Dataset entries:
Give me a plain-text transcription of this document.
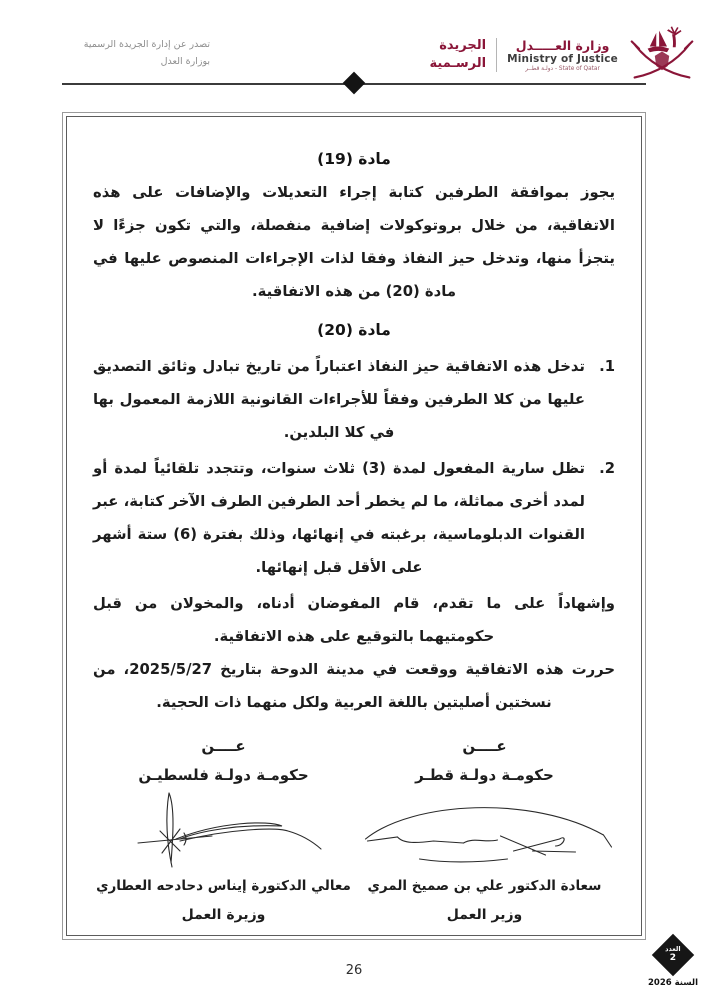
تصدر عن إدارة الجريدة الرسمية
بوزارة العدل
الجريدة
الرسـمية
وزارة العـــــدل
Ministry of Justice
دولـة قطــر - State of Qatar
مادة (19)
يجوز بموافقة الطرفين كتابة إجراء التعديلات والإضافات على هذه الاتفاقية، من خلال بروتوكولات إضافية منفصلة، والتي تكون جزءًا لا يتجزأ منها، وتدخل حيز النفاذ وفقا لذات الإجراءات المنصوص عليها في مادة (20) من هذه الاتفاقية.
مادة (20)
1.
تدخل هذه الاتفاقية حيز النفاذ اعتباراً من تاريخ تبادل وثائق التصديق عليها من كلا الطرفين وفقاً للأجراءات القانونية اللازمة المعمول بها في كلا البلدين.
2.
تظل سارية المفعول لمدة (3) ثلاث سنوات، وتتجدد تلقائياً لمدة أو لمدد أخرى مماثلة، ما لم يخطر أحد الطرفين الطرف الآخر كتابة، عبر القنوات الدبلوماسية، برغبته في إنهائها، وذلك بفترة (6) ستة أشهر على الأقل قبل إنهائها.
وإشهاداً على ما تقدم، قام المفوضان أدناه، والمخولان من قبل حكومتيهما بالتوقيع على هذه الاتفاقية.
حررت هذه الاتفاقية ووقعت في مدينة الدوحة بتاريخ 2025/5/27، من نسختين أصليتين باللغة العربية ولكل منهما ذات الحجية.
عــــن
حكومـة دولـة قطـر
سعادة الدكتور علي بن صميخ المري
وزير العمل
عــــن
حكومـة دولـة فلسطيـن
معالي الدكتورة إيناس دحادحه العطاري
وزيرة العمل
26
العدد
2
السنة 2026
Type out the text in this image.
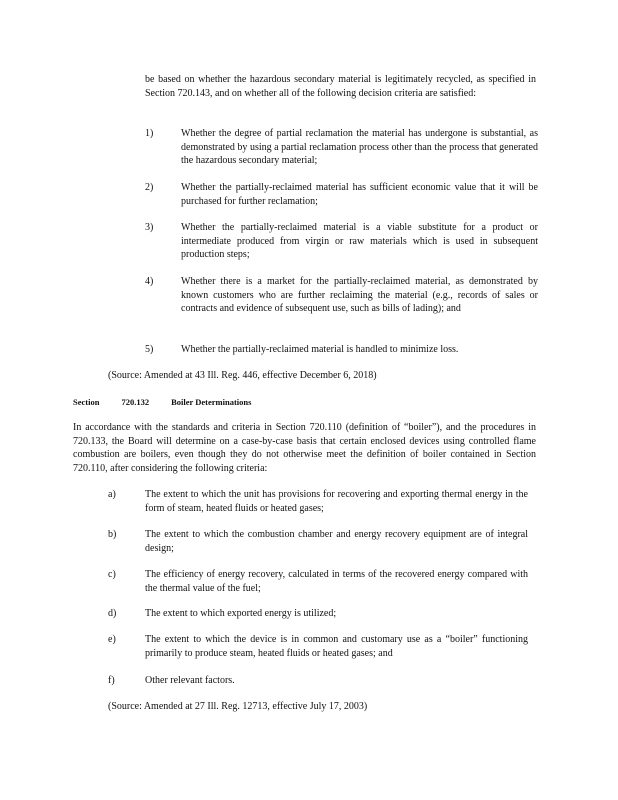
be based on whether the hazardous secondary material is legitimately recycled, as specified in Section 720.143, and on whether all of the following decision criteria are satisfied:

1)	Whether the degree of partial reclamation the material has undergone is substantial, as demonstrated by using a partial reclamation process other than the process that generated the hazardous secondary material;

2)	Whether the partially-reclaimed material has sufficient economic value that it will be purchased for further reclamation;

3)	Whether the partially-reclaimed material is a viable substitute for a product or intermediate produced from virgin or raw materials which is used in subsequent production steps;

4)	Whether there is a market for the partially-reclaimed material, as demonstrated by known customers who are further reclaiming the material (e.g., records of sales or contracts and evidence of subsequent use, such as bills of lading); and

5)	Whether the partially-reclaimed material is handled to minimize loss.

(Source: Amended at 43 Ill. Reg. 446, effective December 6, 2018)

Section	720.132	Boiler Determinations

In accordance with the standards and criteria in Section 720.110 (definition of “boiler”), and the procedures in 720.133, the Board will determine on a case-by-case basis that certain enclosed devices using controlled flame combustion are boilers, even though they do not otherwise meet the definition of boiler contained in Section 720.110, after considering the following criteria:

a)	The extent to which the unit has provisions for recovering and exporting thermal energy in the form of steam, heated fluids or heated gases;

b)	The extent to which the combustion chamber and energy recovery equipment are of integral design;

c)	The efficiency of energy recovery, calculated in terms of the recovered energy compared with the thermal value of the fuel;

d)	The extent to which exported energy is utilized;

e)	The extent to which the device is in common and customary use as a “boiler” functioning primarily to produce steam, heated fluids or heated gases; and

f)	Other relevant factors.

(Source: Amended at 27 Ill. Reg. 12713, effective July 17, 2003)
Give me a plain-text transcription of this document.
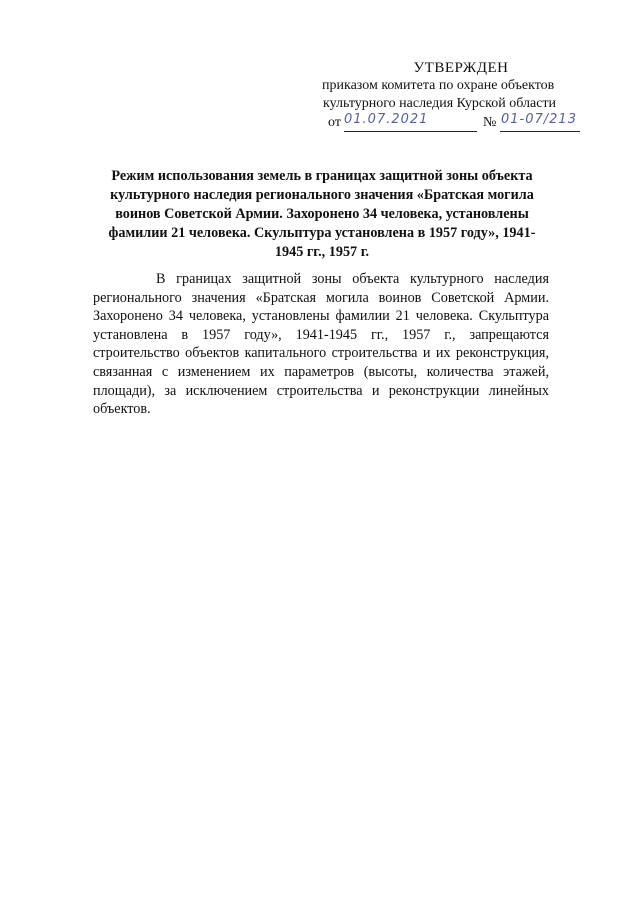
УТВЕРЖДЕН
приказом комитета по охране объектов
культурного наследия Курской области
от 01.07.2021	№ 01-07/213
Режим использования земель в границах защитной зоны объекта культурного наследия регионального значения «Братская могила воинов Советской Армии. Захоронено 34 человека, установлены фамилии 21 человека. Скульптура установлена в 1957 году», 1941-1945 гг., 1957 г.
В границах защитной зоны объекта культурного наследия регионального значения «Братская могила воинов Советской Армии. Захоронено 34 человека, установлены фамилии 21 человека. Скульптура установлена в 1957 году», 1941-1945 гг., 1957 г., запрещаются строительство объектов капитального строительства и их реконструкция, связанная с изменением их параметров (высоты, количества этажей, площади), за исключением строительства и реконструкции линейных объектов.
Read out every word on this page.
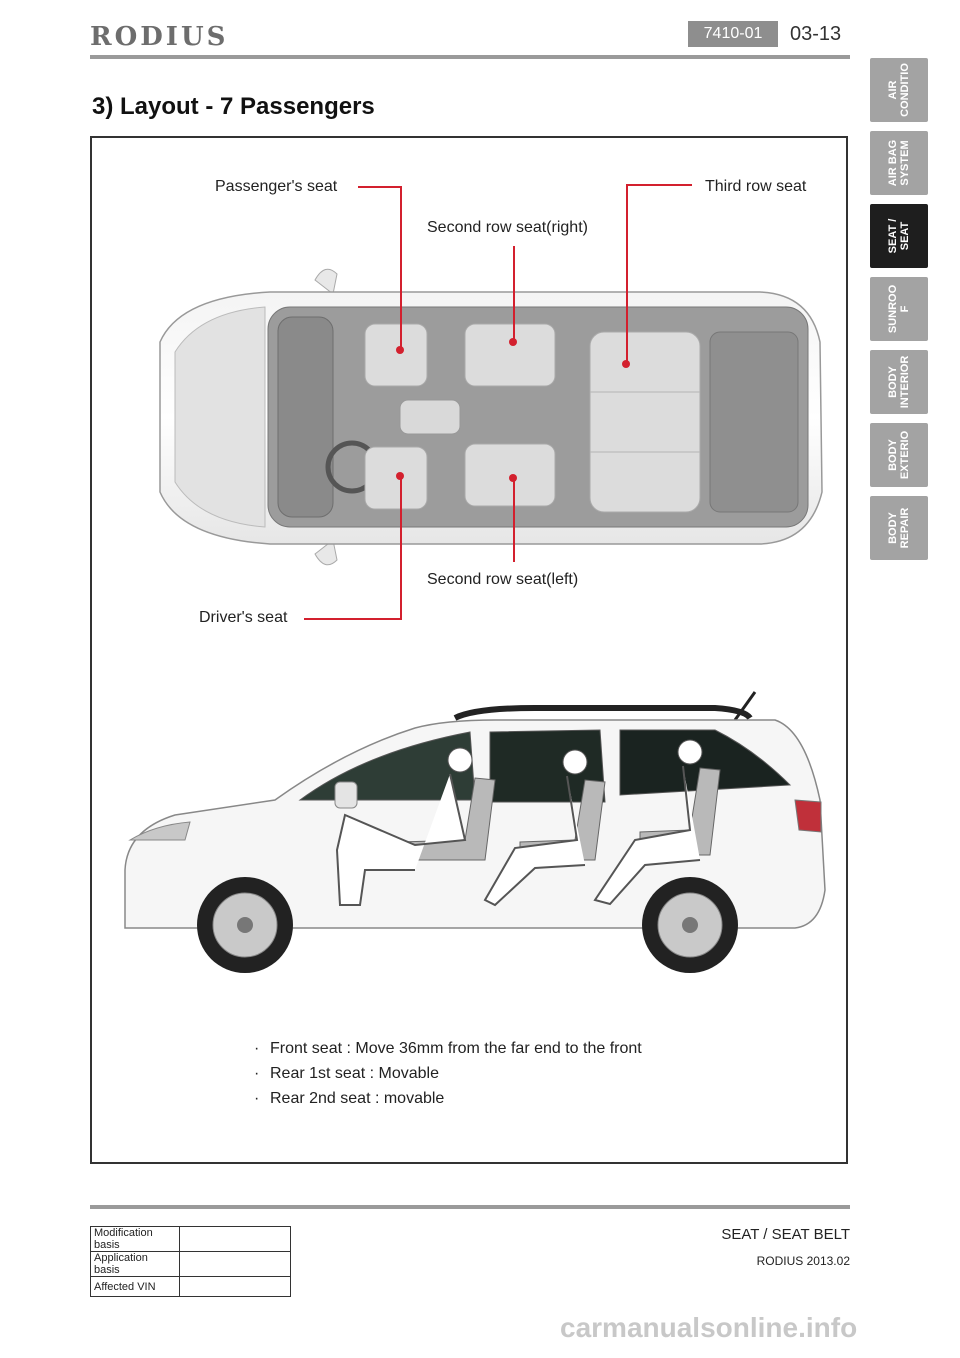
RODIUS	7410-01	03-13
3) Layout - 7 Passengers
AIR
CONDITIO
AIR BAG
SYSTEM
SEAT /
SEAT
SUNROO
F
BODY
INTERIOR
BODY
EXTERIO
BODY
REPAIR
Passenger's seat	Third row seat
Second row seat(right)
Second row seat(left)
Driver's seat
· Front seat : Move 36mm from the far end to the front
· Rear 1st seat : Movable
· Rear 2nd seat : movable
Modification basis	
Application basis	
Affected VIN	
SEAT / SEAT BELT
RODIUS 2013.02
carmanualsonline.info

#### What the task requires
Take the line containing "Read out every word on this page." and every line after it up to the end of the data, and write them out exactly, without the pictures.

#### Result below
Read out every word on this page.
RODIUS	7410-01	03-13
3) Layout - 7 Passengers
AIR
CONDITIO
AIR BAG
SYSTEM
SEAT /
SEAT
SUNROO
F
BODY
INTERIOR
BODY
EXTERIO
BODY
REPAIR
Passenger's seat	Third row seat
Second row seat(right)
Second row seat(left)
Driver's seat
· Front seat : Move 36mm from the far end to the front
· Rear 1st seat : Movable
· Rear 2nd seat : movable
Modification basis	
Application basis	
Affected VIN	
SEAT / SEAT BELT
RODIUS 2013.02
carmanualsonline.info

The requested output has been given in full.